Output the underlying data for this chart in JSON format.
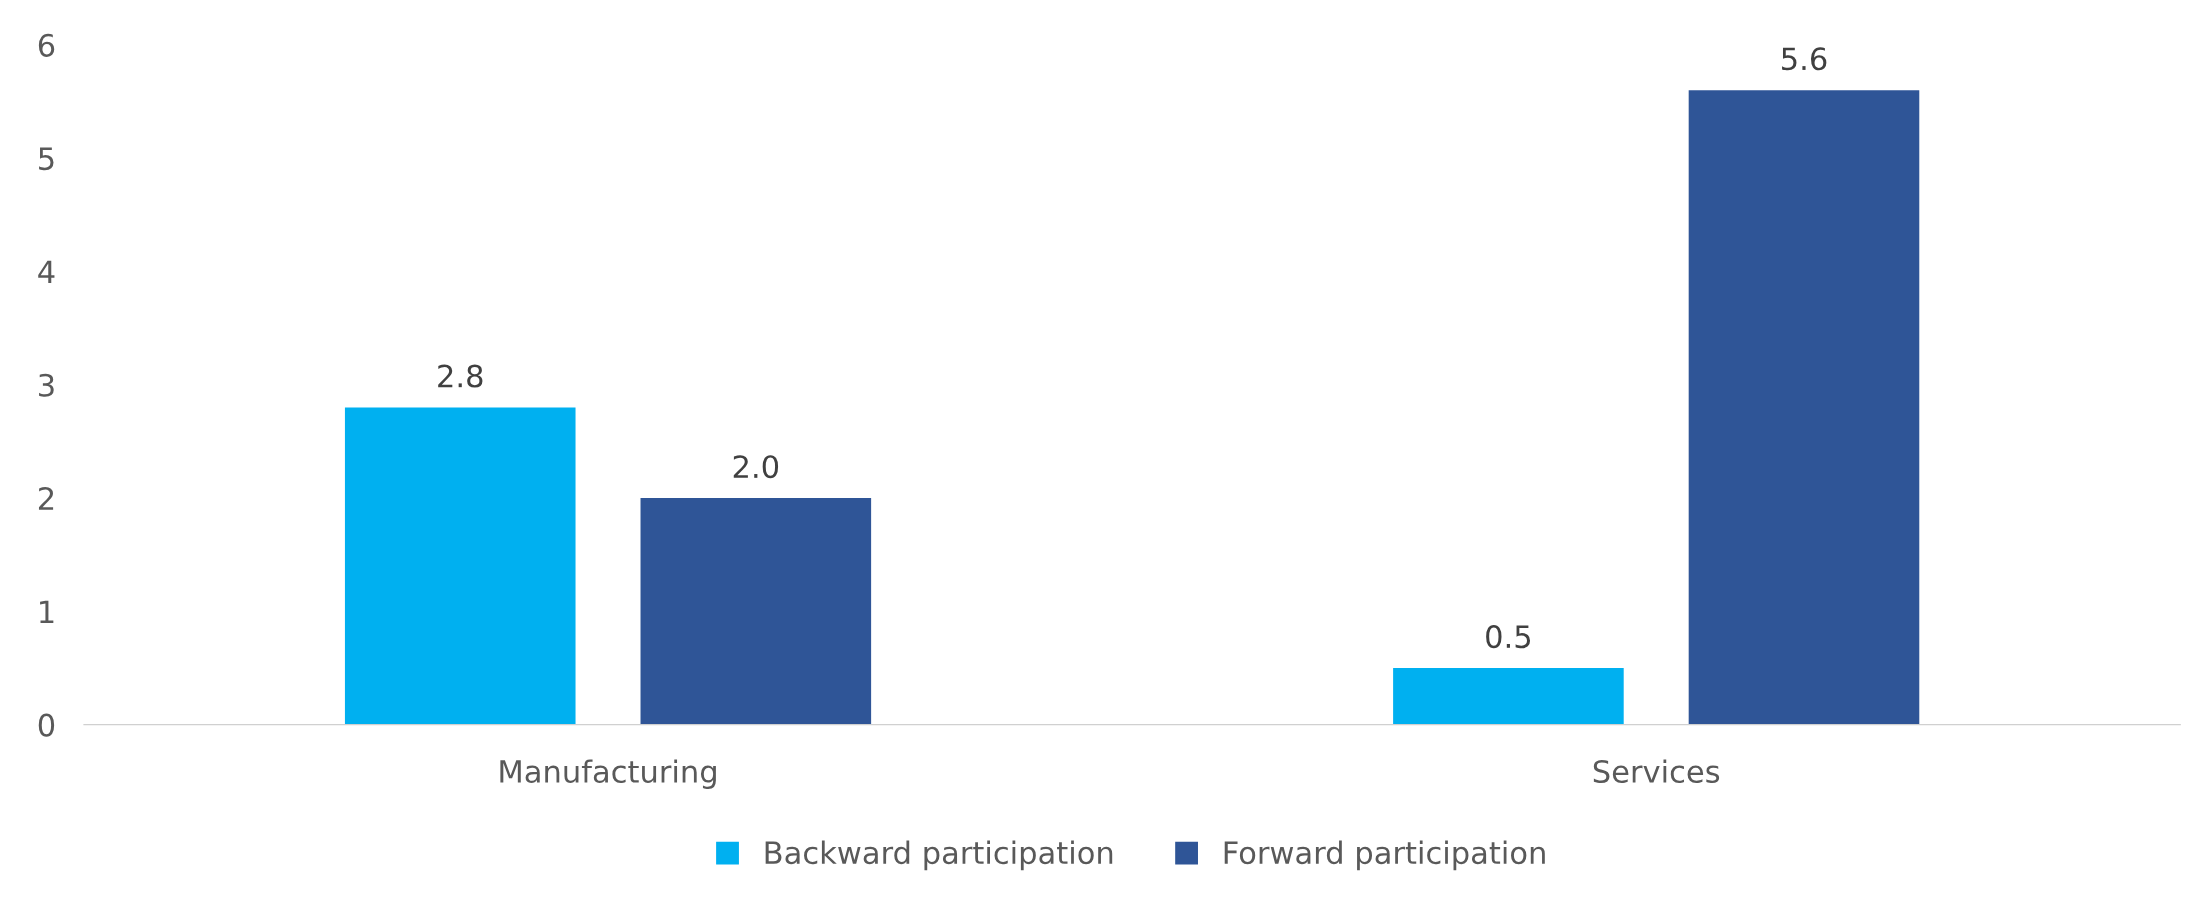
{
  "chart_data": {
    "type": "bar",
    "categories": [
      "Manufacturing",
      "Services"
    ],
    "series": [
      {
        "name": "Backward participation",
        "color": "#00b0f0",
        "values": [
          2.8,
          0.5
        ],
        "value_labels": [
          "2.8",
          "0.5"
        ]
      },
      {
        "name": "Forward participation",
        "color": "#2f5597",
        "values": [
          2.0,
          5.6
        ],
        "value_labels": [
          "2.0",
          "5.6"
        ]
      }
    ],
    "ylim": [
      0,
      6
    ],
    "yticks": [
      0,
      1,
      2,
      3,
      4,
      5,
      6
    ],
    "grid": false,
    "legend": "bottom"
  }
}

--------------------

- Goal
Copy every entry word for word, but omit the pictures.

- Finished exercise
Output the underlying data for this chart in JSON format.
{
  "chart_data": {
    "type": "bar",
    "categories": [
      "Manufacturing",
      "Services"
    ],
    "series": [
      {
        "name": "Backward participation",
        "color": "#00b0f0",
        "values": [
          2.8,
          0.5
        ],
        "value_labels": [
          "2.8",
          "0.5"
        ]
      },
      {
        "name": "Forward participation",
        "color": "#2f5597",
        "values": [
          2.0,
          5.6
        ],
        "value_labels": [
          "2.0",
          "5.6"
        ]
      }
    ],
    "ylim": [
      0,
      6
    ],
    "yticks": [
      0,
      1,
      2,
      3,
      4,
      5,
      6
    ],
    "grid": false,
    "legend": "bottom"
  }
}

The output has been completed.